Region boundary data
-=-=-=-=-
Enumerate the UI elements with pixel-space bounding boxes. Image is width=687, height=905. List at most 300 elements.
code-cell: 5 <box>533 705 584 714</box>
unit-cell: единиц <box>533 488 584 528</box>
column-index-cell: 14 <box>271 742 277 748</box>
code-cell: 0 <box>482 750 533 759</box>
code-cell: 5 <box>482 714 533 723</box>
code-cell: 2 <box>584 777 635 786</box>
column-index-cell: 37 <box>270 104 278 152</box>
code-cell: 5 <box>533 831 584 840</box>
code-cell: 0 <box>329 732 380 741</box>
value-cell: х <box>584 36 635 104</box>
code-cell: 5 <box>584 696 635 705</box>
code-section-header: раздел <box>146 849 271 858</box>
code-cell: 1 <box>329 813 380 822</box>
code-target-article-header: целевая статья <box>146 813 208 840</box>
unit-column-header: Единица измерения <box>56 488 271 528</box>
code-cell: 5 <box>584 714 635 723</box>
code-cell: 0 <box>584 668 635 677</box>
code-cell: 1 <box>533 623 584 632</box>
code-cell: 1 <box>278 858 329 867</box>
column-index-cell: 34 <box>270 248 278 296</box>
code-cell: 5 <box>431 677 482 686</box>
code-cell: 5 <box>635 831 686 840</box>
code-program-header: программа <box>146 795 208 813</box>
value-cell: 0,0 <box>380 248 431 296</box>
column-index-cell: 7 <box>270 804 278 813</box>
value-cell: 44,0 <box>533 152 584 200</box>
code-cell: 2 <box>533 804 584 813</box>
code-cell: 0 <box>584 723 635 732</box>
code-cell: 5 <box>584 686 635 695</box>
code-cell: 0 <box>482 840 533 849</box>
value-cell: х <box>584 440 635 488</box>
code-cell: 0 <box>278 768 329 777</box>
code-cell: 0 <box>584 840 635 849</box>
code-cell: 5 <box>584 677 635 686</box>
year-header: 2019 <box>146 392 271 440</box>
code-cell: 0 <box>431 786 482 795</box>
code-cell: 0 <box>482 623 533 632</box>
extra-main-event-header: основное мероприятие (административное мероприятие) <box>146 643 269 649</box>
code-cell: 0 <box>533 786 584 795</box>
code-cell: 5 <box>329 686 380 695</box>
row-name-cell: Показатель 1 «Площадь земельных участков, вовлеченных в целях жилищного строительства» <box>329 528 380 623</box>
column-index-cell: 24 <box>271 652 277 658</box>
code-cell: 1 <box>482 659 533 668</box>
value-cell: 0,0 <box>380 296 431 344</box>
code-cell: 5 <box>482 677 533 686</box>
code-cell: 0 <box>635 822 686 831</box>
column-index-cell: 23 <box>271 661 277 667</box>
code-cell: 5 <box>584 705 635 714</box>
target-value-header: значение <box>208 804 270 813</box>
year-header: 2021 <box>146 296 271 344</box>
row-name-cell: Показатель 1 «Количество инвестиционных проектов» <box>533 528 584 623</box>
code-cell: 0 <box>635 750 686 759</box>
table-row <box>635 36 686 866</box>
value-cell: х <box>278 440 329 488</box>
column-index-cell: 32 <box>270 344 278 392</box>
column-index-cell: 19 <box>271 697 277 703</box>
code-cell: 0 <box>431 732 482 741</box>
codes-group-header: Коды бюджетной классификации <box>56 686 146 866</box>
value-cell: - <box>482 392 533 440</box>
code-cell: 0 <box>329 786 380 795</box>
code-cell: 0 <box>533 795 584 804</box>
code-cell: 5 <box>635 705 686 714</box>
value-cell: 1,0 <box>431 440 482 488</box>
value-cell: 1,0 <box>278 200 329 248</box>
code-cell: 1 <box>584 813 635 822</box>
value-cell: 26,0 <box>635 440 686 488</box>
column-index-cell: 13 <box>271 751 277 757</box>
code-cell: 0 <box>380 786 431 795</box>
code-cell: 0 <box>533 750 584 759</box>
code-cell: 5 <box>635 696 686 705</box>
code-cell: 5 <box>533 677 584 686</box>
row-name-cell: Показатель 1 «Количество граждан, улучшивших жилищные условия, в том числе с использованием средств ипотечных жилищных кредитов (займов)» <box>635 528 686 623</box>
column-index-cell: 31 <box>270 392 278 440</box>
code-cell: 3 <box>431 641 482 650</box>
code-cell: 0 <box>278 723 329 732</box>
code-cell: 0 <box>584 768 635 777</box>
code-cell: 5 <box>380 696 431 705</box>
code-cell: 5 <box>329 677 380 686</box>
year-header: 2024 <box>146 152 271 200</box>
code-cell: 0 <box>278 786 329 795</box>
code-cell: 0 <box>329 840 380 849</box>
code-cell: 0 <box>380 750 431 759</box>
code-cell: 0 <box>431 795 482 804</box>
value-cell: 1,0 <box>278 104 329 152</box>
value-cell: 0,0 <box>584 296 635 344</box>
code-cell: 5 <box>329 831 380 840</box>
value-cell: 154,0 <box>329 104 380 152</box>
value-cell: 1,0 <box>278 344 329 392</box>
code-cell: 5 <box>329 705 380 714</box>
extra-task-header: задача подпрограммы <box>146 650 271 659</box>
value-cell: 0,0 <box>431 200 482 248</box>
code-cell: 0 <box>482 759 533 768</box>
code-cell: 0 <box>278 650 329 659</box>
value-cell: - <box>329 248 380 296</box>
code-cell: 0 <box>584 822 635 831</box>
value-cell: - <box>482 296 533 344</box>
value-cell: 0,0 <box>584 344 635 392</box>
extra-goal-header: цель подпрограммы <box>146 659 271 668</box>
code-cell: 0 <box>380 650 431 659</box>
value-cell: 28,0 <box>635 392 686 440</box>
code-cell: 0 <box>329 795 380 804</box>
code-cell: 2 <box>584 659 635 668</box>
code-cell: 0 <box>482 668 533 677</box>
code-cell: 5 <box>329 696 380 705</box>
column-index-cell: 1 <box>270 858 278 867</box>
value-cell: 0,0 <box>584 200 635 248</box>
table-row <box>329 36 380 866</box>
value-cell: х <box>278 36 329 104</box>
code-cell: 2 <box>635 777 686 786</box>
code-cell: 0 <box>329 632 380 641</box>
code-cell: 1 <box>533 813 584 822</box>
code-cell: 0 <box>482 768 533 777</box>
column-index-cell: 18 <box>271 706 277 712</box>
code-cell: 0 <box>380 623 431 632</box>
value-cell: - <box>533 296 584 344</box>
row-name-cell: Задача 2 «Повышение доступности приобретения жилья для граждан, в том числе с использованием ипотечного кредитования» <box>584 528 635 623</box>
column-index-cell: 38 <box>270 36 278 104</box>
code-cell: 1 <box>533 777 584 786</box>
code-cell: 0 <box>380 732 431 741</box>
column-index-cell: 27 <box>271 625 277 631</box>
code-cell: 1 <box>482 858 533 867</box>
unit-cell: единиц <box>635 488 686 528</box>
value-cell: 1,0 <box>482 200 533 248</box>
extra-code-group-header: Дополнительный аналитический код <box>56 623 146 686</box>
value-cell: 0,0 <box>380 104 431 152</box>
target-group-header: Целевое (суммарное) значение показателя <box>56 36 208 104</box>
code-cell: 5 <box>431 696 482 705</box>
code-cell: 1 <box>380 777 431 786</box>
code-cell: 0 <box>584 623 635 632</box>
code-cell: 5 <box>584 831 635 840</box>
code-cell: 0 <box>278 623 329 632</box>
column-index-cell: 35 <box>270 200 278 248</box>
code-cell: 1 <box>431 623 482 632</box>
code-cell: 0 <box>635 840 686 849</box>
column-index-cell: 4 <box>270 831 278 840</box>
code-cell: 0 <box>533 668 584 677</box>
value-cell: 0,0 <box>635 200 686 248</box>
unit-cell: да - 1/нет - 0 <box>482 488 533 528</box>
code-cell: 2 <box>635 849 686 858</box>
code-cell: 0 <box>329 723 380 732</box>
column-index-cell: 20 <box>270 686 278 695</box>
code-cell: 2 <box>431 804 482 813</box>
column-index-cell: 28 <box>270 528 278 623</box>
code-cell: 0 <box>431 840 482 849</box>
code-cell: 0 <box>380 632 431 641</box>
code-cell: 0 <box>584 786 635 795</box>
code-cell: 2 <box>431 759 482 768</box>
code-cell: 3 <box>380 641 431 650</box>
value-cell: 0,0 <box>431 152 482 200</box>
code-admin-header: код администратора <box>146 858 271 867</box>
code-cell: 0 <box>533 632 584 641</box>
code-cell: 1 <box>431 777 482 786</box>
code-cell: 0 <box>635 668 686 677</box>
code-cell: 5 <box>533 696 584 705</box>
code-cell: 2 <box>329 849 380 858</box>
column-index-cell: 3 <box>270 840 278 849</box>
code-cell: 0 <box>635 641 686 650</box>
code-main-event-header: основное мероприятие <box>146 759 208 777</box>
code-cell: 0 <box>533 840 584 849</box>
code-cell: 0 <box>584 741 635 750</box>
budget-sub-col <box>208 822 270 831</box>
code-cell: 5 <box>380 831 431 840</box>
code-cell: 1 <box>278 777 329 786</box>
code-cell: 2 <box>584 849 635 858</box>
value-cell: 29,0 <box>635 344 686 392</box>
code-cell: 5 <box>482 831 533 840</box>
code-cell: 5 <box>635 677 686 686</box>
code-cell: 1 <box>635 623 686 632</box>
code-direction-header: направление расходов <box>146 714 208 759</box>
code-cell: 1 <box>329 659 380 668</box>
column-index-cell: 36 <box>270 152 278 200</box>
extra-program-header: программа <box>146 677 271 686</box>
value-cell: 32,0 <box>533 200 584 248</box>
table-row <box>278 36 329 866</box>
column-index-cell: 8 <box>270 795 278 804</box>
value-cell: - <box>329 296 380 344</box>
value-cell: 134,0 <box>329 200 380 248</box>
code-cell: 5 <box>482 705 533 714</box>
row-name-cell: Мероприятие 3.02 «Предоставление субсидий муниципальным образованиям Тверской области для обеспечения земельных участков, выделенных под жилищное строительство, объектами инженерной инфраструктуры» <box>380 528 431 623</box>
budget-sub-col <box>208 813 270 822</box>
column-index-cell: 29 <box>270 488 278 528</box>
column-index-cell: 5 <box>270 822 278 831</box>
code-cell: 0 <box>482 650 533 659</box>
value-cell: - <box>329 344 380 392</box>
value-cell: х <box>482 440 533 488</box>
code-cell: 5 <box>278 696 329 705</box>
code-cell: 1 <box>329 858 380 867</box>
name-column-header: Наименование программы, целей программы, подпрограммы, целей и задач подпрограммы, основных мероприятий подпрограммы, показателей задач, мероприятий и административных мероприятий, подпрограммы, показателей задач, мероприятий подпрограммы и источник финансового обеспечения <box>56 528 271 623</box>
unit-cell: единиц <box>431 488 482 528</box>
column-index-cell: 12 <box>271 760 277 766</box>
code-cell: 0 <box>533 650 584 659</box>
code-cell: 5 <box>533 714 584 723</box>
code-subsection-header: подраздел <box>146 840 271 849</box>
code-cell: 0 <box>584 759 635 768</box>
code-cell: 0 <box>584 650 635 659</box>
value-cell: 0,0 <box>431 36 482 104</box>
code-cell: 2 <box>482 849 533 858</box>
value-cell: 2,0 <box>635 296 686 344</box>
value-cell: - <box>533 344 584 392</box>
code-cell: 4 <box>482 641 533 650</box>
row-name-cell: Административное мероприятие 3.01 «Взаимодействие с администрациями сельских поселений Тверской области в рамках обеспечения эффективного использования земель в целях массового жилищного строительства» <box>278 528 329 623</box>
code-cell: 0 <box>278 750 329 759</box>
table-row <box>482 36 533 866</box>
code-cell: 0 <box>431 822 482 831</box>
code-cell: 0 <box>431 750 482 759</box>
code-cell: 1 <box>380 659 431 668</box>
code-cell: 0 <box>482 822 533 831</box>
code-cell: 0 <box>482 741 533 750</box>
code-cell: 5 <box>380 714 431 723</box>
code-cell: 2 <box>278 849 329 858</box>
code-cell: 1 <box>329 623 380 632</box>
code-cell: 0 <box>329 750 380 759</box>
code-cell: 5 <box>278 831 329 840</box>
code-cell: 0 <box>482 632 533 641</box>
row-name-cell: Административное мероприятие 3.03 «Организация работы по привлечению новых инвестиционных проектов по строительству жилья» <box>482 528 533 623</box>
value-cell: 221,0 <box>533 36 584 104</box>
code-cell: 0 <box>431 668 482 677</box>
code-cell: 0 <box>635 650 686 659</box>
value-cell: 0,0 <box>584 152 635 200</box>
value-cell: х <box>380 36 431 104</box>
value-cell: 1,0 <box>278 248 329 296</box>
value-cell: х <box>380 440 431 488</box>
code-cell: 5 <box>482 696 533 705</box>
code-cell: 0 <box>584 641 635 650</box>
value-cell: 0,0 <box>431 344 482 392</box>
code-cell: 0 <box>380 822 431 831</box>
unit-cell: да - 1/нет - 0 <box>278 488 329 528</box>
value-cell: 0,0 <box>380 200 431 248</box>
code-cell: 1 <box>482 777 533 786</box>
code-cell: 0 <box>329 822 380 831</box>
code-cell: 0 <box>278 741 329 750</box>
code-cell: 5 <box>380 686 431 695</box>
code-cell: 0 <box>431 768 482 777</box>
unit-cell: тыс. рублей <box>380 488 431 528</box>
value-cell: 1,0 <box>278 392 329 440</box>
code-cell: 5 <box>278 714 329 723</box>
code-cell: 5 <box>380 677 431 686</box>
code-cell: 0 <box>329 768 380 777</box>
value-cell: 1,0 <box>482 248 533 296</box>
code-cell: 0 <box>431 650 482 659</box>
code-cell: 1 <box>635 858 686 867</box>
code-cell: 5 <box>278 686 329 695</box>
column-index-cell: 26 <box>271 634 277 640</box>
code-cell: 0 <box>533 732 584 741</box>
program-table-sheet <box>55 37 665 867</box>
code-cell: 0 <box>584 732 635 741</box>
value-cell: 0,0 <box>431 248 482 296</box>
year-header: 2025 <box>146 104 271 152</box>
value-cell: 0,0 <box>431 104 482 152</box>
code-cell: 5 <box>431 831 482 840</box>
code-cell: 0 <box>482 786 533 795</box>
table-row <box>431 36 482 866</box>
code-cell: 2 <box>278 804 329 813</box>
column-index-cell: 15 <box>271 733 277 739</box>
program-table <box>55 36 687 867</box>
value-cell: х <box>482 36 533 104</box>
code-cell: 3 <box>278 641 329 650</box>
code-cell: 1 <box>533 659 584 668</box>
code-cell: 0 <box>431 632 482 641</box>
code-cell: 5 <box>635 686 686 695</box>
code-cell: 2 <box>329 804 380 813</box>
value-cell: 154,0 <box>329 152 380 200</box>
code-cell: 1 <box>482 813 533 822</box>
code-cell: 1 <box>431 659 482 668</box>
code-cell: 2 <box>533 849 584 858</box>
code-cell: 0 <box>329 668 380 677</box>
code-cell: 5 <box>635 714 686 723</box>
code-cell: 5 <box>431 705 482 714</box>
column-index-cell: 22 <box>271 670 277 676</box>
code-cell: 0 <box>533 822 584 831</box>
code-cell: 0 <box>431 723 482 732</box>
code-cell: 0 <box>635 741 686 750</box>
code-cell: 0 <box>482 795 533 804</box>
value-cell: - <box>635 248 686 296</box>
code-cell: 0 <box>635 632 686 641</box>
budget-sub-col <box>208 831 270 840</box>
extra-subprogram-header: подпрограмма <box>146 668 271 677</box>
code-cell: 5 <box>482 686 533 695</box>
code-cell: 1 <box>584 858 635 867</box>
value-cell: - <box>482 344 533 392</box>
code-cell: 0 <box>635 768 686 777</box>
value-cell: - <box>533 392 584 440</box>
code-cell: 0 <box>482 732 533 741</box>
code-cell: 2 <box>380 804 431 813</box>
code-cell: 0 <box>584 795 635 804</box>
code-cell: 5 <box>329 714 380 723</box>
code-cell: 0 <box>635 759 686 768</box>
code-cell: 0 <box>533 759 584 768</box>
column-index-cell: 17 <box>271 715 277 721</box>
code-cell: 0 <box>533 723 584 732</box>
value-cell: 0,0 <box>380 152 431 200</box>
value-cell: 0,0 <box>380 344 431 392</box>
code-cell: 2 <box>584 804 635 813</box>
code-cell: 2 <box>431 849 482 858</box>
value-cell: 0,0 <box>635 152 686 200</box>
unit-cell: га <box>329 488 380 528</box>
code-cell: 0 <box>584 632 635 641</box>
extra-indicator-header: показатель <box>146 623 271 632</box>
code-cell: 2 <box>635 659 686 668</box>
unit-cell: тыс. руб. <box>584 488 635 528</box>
-=-=-=-=-
* [TO BE DONE]:
Copy out the material word for word, beginning with its first line and continuing through the line that contains "code-cell: 5 <box>533 831 584 840</box>", with both of those lines included.

* [FULL OUTPUT]:
Enumerate the UI elements with pixel-space bounding boxes. Image is width=687, height=905. List at most 300 elements.
code-cell: 5 <box>533 705 584 714</box>
unit-cell: единиц <box>533 488 584 528</box>
column-index-cell: 14 <box>271 742 277 748</box>
code-cell: 0 <box>482 750 533 759</box>
code-cell: 5 <box>482 714 533 723</box>
code-cell: 2 <box>584 777 635 786</box>
column-index-cell: 37 <box>270 104 278 152</box>
code-cell: 5 <box>533 831 584 840</box>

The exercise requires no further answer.